▸ **演習課題**
A – Visual Studio 2005 SP1に関する記事から、かぎ括弧「」で囲まれた語句をすべて登場順に列挙せよ。
B – Visual Studio 2005 SP1に関する記事の続きを、最後の文の後から書き進めよ。

▸ **抜粋テキスト**
· · · ·

米Microsoftは9月に,開発ツール「Visual Studio 2005」のService Pack 1(SP1)を公開する予定だ。Visual Studio 2005 SP1では,ASP.NET 1.1アプリケーションをASP.NET 2.0に移行する作業が容易になるだろう。また,携帯デバイス用のSQL Serverなども付属する。詳細を説明しよう。

Visual Studio 2005を「2003相当」に戻すツールが含まれる

 筆者がVisual Studio 2005 SP1に興味を持ったきっかけは,MicrosoftのASP.NETチームが5月に,Visual Studio 2005に関するあるアップデート・プログラムをリリースことだった。これは,「新しい」ASP.NETプロジェクト・タイプ「Web Application Projects」を追加するものだった。

· · · ·

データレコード

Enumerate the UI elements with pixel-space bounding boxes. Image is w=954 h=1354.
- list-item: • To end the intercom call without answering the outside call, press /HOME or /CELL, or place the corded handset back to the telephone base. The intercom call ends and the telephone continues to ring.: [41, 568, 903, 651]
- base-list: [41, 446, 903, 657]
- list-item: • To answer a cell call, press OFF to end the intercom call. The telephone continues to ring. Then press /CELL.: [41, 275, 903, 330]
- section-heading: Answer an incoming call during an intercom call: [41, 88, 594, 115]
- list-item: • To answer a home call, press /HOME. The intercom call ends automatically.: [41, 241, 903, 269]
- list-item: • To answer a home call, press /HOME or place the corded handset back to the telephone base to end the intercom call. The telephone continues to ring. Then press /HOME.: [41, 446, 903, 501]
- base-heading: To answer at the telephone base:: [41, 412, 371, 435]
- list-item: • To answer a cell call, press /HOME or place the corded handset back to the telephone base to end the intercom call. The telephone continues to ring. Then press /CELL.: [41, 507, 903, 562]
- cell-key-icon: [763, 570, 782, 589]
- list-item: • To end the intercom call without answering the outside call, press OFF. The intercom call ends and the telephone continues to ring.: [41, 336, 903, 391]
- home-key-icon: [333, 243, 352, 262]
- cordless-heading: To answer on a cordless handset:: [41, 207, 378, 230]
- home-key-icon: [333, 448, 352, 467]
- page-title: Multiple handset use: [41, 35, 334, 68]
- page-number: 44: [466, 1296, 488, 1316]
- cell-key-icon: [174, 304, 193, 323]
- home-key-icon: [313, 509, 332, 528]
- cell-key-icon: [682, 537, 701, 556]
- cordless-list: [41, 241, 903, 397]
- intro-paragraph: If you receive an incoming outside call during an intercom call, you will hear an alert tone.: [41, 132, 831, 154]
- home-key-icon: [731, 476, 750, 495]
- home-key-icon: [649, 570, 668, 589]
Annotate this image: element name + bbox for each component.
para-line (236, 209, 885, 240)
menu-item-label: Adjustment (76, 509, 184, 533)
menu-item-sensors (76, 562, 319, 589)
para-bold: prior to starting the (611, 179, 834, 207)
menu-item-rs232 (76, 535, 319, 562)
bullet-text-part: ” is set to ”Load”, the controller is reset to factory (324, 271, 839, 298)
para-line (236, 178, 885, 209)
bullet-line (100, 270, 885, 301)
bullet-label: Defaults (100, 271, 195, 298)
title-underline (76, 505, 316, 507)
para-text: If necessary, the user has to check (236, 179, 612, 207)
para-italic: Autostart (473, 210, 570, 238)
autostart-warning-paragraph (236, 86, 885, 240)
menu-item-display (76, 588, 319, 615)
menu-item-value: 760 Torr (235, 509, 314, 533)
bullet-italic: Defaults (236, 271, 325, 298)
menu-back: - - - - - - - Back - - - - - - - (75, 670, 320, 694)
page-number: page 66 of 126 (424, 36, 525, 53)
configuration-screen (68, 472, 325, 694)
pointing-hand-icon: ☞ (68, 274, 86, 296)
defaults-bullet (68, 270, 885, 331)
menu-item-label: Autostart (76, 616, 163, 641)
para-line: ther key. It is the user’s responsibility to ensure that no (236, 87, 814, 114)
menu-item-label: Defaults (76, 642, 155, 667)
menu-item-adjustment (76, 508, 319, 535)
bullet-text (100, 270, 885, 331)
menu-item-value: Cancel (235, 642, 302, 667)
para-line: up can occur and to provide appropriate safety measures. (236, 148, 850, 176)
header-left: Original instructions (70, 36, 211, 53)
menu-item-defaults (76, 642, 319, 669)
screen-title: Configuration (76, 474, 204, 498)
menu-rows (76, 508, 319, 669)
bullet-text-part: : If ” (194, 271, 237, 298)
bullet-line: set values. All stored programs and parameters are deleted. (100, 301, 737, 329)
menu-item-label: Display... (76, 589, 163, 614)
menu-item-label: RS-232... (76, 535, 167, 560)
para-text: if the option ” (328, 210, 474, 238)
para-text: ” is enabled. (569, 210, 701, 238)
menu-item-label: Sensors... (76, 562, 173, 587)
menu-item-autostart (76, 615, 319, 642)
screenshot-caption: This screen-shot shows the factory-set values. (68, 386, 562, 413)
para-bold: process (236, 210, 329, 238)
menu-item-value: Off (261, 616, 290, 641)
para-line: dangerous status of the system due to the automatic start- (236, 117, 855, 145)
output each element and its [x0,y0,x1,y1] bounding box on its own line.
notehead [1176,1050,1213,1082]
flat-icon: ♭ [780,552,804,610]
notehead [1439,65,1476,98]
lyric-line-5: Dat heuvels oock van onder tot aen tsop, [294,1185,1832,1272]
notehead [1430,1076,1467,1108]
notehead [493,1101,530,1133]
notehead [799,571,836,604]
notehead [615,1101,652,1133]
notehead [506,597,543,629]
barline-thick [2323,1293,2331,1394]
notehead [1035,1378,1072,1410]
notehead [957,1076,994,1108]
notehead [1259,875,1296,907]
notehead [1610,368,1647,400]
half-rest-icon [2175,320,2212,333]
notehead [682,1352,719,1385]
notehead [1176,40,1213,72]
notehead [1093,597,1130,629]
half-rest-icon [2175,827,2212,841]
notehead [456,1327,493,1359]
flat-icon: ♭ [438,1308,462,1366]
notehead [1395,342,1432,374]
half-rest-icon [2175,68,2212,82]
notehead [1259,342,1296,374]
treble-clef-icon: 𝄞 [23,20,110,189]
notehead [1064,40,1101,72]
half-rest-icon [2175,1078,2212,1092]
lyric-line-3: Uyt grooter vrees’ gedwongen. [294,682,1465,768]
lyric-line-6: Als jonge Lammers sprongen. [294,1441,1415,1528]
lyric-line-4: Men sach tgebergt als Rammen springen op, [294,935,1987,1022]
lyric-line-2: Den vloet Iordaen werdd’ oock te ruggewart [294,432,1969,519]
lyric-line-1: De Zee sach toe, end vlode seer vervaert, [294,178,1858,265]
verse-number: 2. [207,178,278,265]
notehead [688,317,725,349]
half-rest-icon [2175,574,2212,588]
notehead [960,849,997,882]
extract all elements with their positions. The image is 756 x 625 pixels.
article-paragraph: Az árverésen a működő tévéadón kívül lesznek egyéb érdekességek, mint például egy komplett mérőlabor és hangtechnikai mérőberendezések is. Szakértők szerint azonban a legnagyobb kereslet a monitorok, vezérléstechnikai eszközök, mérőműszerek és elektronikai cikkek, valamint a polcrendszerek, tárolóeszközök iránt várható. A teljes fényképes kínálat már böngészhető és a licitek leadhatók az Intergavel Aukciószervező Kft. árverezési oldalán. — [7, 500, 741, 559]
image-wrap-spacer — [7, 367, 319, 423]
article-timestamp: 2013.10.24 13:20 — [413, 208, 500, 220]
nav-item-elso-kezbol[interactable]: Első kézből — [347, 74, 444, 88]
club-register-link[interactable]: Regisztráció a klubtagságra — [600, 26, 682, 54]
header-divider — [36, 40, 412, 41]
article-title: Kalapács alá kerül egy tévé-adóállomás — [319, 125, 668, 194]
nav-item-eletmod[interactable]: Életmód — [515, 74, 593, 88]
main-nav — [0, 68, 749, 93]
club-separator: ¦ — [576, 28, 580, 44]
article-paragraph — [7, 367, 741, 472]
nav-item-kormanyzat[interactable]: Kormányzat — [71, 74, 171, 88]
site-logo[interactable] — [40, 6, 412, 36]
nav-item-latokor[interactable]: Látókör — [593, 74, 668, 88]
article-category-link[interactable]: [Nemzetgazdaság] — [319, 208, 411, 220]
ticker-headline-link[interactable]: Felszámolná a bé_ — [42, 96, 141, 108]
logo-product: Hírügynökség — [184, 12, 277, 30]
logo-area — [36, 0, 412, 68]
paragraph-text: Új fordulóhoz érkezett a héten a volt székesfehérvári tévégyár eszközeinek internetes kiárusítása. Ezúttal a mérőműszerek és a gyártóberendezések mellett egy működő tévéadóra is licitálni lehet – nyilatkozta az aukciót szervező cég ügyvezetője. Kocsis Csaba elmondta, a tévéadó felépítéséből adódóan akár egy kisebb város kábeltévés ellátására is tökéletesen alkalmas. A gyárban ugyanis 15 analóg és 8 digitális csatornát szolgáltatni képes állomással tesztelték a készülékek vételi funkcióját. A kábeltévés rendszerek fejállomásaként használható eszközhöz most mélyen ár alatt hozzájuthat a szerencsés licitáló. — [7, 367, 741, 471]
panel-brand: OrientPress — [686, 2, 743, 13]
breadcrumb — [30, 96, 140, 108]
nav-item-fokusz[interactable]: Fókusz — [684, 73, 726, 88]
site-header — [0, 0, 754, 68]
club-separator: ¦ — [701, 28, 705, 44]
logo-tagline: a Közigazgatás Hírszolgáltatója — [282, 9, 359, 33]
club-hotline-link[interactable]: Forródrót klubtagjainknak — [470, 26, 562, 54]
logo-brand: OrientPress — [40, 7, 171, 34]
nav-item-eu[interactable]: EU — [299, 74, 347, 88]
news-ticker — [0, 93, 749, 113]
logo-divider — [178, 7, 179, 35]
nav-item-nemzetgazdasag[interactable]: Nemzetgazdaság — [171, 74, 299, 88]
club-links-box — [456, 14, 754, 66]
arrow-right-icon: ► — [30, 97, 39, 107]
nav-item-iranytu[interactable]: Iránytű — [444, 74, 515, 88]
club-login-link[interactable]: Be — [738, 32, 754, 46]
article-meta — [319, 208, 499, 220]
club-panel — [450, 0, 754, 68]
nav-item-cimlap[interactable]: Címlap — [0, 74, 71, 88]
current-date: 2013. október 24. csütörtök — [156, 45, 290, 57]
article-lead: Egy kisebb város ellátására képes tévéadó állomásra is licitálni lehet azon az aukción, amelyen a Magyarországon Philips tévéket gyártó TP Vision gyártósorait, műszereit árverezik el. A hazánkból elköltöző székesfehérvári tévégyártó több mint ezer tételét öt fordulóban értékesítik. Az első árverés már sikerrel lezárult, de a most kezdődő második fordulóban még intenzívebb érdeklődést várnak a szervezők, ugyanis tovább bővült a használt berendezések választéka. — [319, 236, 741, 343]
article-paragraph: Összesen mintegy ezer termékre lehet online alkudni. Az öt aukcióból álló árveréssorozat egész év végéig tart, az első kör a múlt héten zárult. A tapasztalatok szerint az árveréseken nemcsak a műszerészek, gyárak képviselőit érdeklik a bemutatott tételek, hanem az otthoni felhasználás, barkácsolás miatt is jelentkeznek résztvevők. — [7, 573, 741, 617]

· · · ·

▸ **解答一覧**
A –
Visual Studio 2005
2003相当
新しい
Web Application Projects

B –
 ただし,このプロジェクト・タイプは,Visual Studio .NET 2003が使う.NET Framework 1.1のWeb Applicationモデルに基づいているという意味で,実際には「新しい」ものではなかった。Web Application Projectは,Visual Studio 2005の「Web Site Project」タイプと大きく異なる。Web Application Projectでは,Webアプリケーションは1つの大きな実行ファイルとしてコンパイルされる。Web Site Projectの場合だと,Webアプリケーションは,それぞれ独立した複数のコンポーネントで構成されるのだ。後者の構成には大きな利点がある。Webアプリケーション全体を再コンパイルしたり再転送することなく,それぞれのコンポーネントを容易にアップデートできるからだ。

 とはいえ,Visual Studio 2005にWeb Application Projectが加わることは,.NET 1.1から.NET 2.0への移行を容易にするだろう。Web Application Projectの実装は,Visual Studio .NET 2003のものと本質的に同じなので,開発者は親しみを感じるはずだ。しかしこれらの利点を考慮しても,Visual Studio .NET 2003のWebアプリケーションの挙動(例えば,コード全体を1つのバイナリ・ファイルにコンパイルすることなど)に後戻りすることが,本当に進歩につながるのか筆者には分からない。メンテナンスの観点から言うと,アイテムをそれぞれ個別にアップデートできるコンポーネントに分解する方法のほうが,はるかに優れている。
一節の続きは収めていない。